→ Short task: Which lines in the rows below contain the string "link"? Pick out each one and copy it in full.

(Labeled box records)
= = = =

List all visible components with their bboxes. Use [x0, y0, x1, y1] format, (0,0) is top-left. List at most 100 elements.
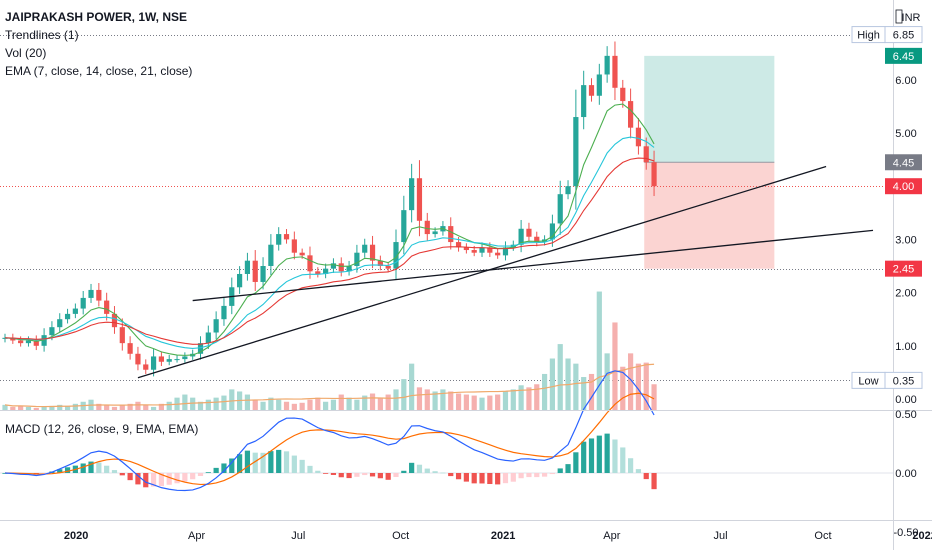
legend-trendlines[interactable]: Trendlines (1)	[5, 28, 79, 42]
macd-histogram-bar	[190, 473, 196, 480]
macd-histogram-bar	[244, 450, 251, 473]
macd-histogram-bar	[534, 473, 540, 478]
price-tick-label: 2.00	[895, 288, 916, 300]
time-tick-label: Jul	[713, 530, 727, 542]
candle-body	[158, 356, 164, 362]
legend-volume[interactable]: Vol (20)	[5, 46, 47, 60]
volume-bar	[510, 389, 516, 410]
volume-bar	[158, 403, 164, 410]
volume-bar	[315, 397, 321, 410]
volume-bar	[354, 399, 360, 410]
time-tick-label: Oct	[392, 530, 409, 542]
candle-body	[409, 178, 415, 211]
price-label-name: Low	[858, 375, 878, 387]
volume-bar	[268, 397, 274, 410]
candle-body	[487, 247, 493, 253]
volume-bar	[330, 399, 337, 410]
price-tick-label: 3.00	[895, 234, 916, 246]
volume-bar	[557, 344, 563, 410]
macd-histogram-bar	[229, 458, 235, 473]
candle-body	[197, 343, 204, 354]
macd-histogram-bar	[401, 470, 407, 473]
volume-bar	[127, 403, 133, 410]
candle-body	[362, 244, 368, 253]
macd-histogram-bar	[150, 473, 157, 487]
volume-bars	[2, 291, 657, 410]
macd-histogram-bar	[276, 449, 282, 473]
candle-body	[369, 244, 376, 261]
price-tick-label: 5.00	[895, 128, 916, 140]
macd-histogram-bar	[448, 473, 454, 477]
candle-body	[150, 356, 157, 370]
macd-histogram-bar	[557, 468, 563, 473]
volume-bar	[338, 394, 344, 410]
volume-bar	[643, 362, 649, 410]
price-label-box	[884, 26, 923, 44]
macd-histogram-bar	[643, 473, 649, 480]
candle-body	[565, 186, 571, 195]
macd-histogram-bar	[205, 472, 211, 474]
candle-body	[354, 252, 360, 266]
candle-body	[80, 297, 86, 309]
candle-body	[448, 226, 454, 243]
macd-histogram-bar	[338, 473, 344, 478]
candle-body	[463, 247, 469, 251]
volume-bar	[612, 322, 618, 410]
candle-body	[635, 127, 642, 147]
candle-body	[315, 271, 321, 274]
candle-body	[643, 146, 649, 163]
volume-bar	[18, 405, 24, 410]
candle-body	[182, 356, 188, 360]
macd-histogram-bar	[635, 469, 642, 473]
macd-tick-label: -0.50	[893, 527, 918, 539]
candle-body	[455, 242, 462, 248]
volume-bar	[463, 394, 469, 410]
macd-pane	[0, 370, 893, 492]
macd-histogram-bar	[354, 473, 360, 477]
volume-bar	[150, 406, 157, 410]
price-label-value: 4.45	[893, 157, 914, 169]
macd-histogram-bar	[291, 455, 297, 473]
volume-bar	[604, 353, 610, 410]
macd-histogram-bar	[409, 462, 415, 473]
volume-bar	[628, 353, 634, 410]
macd-histogram-bar	[471, 473, 477, 484]
symbol-title[interactable]: JAIPRAKASH POWER, 1W, NSE	[5, 10, 188, 24]
volume-bar	[541, 373, 548, 410]
candle-body	[135, 353, 141, 365]
candle-body	[268, 244, 274, 266]
volume-bar	[573, 363, 579, 410]
volume-bar	[588, 373, 595, 410]
volume-bar	[385, 394, 391, 410]
candle-body	[237, 273, 243, 288]
macd-line	[4, 370, 655, 492]
volume-bar	[119, 404, 125, 410]
volume-bar	[57, 404, 63, 410]
candle-body	[416, 178, 423, 221]
candle-body	[96, 289, 102, 301]
macd-histogram-bar	[330, 473, 337, 475]
time-tick-label: Jul	[291, 530, 305, 542]
volume-bar	[487, 395, 493, 410]
candle-body	[385, 266, 391, 269]
chart-legend: JAIPRAKASH POWER, 1W, NSE Trendlines (1)…	[5, 8, 192, 80]
macd-histogram-bar	[620, 447, 626, 473]
price-label-box	[885, 154, 922, 171]
legend-ema[interactable]: EMA (7, close, 14, close, 21, close)	[5, 64, 193, 78]
volume-bar	[221, 395, 227, 410]
ema-7-line	[4, 103, 655, 356]
legend-macd[interactable]: MACD (12, 26, close, 9, EMA, EMA)	[5, 422, 199, 436]
volume-bar	[182, 394, 188, 410]
time-tick-label: Apr	[188, 530, 205, 542]
macd-histogram-bar	[221, 463, 227, 473]
candle-body	[620, 87, 626, 102]
volume-bar	[33, 407, 39, 410]
macd-tick-label: 0.50	[895, 409, 916, 421]
macd-histogram-bar	[307, 465, 313, 473]
candle-body	[502, 247, 509, 256]
volume-bar	[291, 403, 297, 410]
macd-histogram-bar	[174, 473, 180, 484]
candle-body	[25, 340, 32, 344]
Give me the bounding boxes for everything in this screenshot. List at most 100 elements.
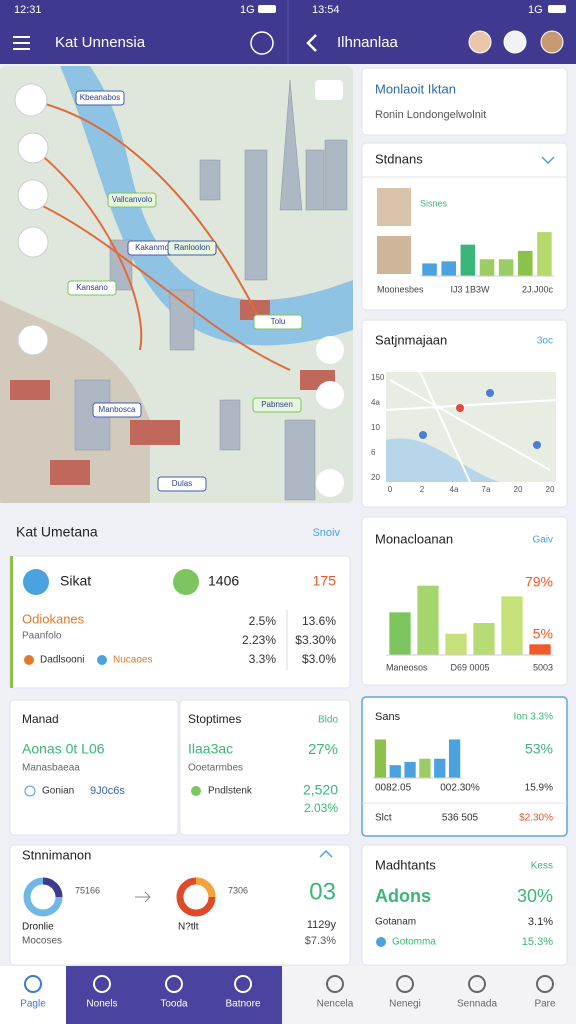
nav-active — [0, 966, 66, 1024]
axis-label: 6 — [371, 448, 376, 457]
card-title: Monacloanan — [375, 531, 453, 546]
card-link[interactable]: Gaiv — [532, 535, 553, 546]
map-label-box[interactable] — [252, 397, 302, 413]
map-label-box[interactable] — [107, 192, 157, 208]
card — [179, 699, 351, 836]
row-value: 13.6% — [302, 614, 336, 628]
map-label: Kbeanabos — [80, 93, 120, 102]
card-title: Monlaoit Iktan — [375, 81, 456, 96]
bar — [537, 232, 552, 276]
section-title: Kat Umetana — [16, 524, 98, 540]
nav-icon[interactable] — [468, 975, 486, 993]
row-value: 2.5% — [249, 614, 277, 628]
legend: Dadlsooni — [40, 655, 84, 666]
nav-icon[interactable] — [24, 975, 42, 993]
card-link[interactable]: 3oc — [537, 336, 553, 347]
caption: N?tlt — [178, 922, 199, 933]
chart-label: IJ3 1B3W — [450, 284, 490, 294]
map-label: Tolu — [271, 317, 286, 326]
nav-label: Tooda — [160, 999, 188, 1010]
dot — [24, 785, 36, 797]
compass-button[interactable] — [250, 31, 274, 55]
map-label: Vallcanvolo — [112, 195, 153, 204]
card — [361, 67, 568, 136]
nav-label: Pagle — [20, 999, 46, 1010]
axis-label: 20 — [546, 485, 555, 494]
collapse-icon[interactable] — [319, 849, 333, 858]
axis-label: 4a — [371, 398, 380, 407]
caption: Dronlie — [22, 922, 54, 933]
row-label: Gotanam — [375, 917, 416, 928]
card-title: Manad — [22, 712, 59, 726]
map-label: Ranloolon — [174, 243, 210, 252]
caption: Ooetarmbes — [188, 763, 243, 774]
donut-segment — [42, 877, 63, 898]
nav-label: Nenegi — [389, 999, 421, 1010]
card-link[interactable]: Ion 3.3% — [514, 712, 554, 723]
card — [9, 699, 179, 836]
card-link[interactable]: Kess — [531, 861, 553, 872]
map-label-box[interactable] — [157, 476, 207, 492]
map-label: Manbosca — [99, 405, 136, 414]
card-title: Satjnmajaan — [375, 332, 447, 347]
nav-label: Pare — [534, 999, 556, 1010]
nav-label: Sennada — [457, 999, 497, 1010]
map-label-box[interactable] — [75, 90, 125, 106]
bar — [374, 739, 387, 778]
nav-icon[interactable] — [165, 975, 183, 993]
map-label-box[interactable] — [167, 240, 217, 256]
avatar[interactable] — [540, 30, 564, 54]
bar — [441, 261, 456, 276]
status-time: 13:54 — [312, 4, 340, 16]
photo — [377, 236, 411, 274]
avatar[interactable] — [468, 30, 492, 54]
status-time: 12:31 — [14, 4, 42, 16]
nav-icon[interactable] — [536, 975, 554, 993]
value: 175 — [313, 573, 337, 589]
row-value: $3.0% — [302, 652, 336, 666]
nav-icon[interactable] — [396, 975, 414, 993]
row-value: 2.23% — [242, 633, 276, 647]
status-signal: 1G — [240, 4, 255, 16]
header-title: Ilhnanlaa — [337, 34, 399, 51]
nav-icon[interactable] — [234, 975, 252, 993]
nav-label: Batnore — [225, 999, 260, 1010]
map-label-box[interactable] — [67, 280, 117, 296]
map[interactable] — [0, 66, 353, 503]
subtitle: Odiokanes — [22, 611, 85, 626]
card-title: Stoptimes — [188, 712, 241, 726]
axis-label: 7a — [482, 485, 491, 494]
card-link[interactable]: Bldo — [318, 715, 338, 726]
item: Gonian — [42, 786, 74, 797]
back-button[interactable] — [306, 34, 317, 52]
value: 1406 — [208, 573, 239, 589]
header-title: Kat Unnensia — [55, 34, 146, 51]
bar — [518, 250, 533, 276]
card-title: Sans — [375, 711, 401, 723]
percent: 27% — [308, 741, 338, 758]
expand-icon[interactable] — [541, 156, 555, 165]
nav-icon[interactable] — [93, 975, 111, 993]
row-label: Gotomma — [392, 937, 436, 948]
stat: 5% — [533, 626, 553, 642]
section-link[interactable]: Snoiv — [312, 527, 340, 539]
big-value: 03 — [309, 878, 336, 905]
card-title: Madhtants — [375, 857, 436, 872]
stat: 30% — [517, 886, 553, 906]
map-label-box[interactable] — [253, 314, 303, 330]
nav-icon[interactable] — [326, 975, 344, 993]
row-value: $2.30% — [519, 813, 553, 824]
caption: Manasbaeaa — [22, 763, 80, 774]
value: 75166 — [75, 885, 100, 895]
mini-map — [385, 371, 557, 483]
menu-icon[interactable] — [13, 36, 30, 50]
map-label: Pabnsen — [261, 400, 293, 409]
axis-label: 2 — [420, 485, 425, 494]
value: 1129y — [307, 919, 337, 931]
map-label-box[interactable] — [92, 402, 142, 418]
chart-label: 5003 — [533, 662, 553, 672]
bar — [445, 633, 467, 655]
item-value: 9J0c6s — [90, 785, 125, 797]
avatar[interactable] — [503, 30, 527, 54]
bar — [448, 739, 461, 778]
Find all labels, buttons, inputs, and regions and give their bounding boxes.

= = = =

→ Task answer:
card-link[interactable]: Gaiv — [532, 535, 553, 546]
card-link[interactable]: 3oc — [537, 336, 553, 347]
card-link[interactable]: Ion 3.3% — [514, 712, 554, 723]
card-link[interactable]: Kess — [531, 861, 553, 872]
card-link[interactable]: Bldo — [318, 715, 338, 726]
section-link[interactable]: Snoiv — [312, 527, 340, 539]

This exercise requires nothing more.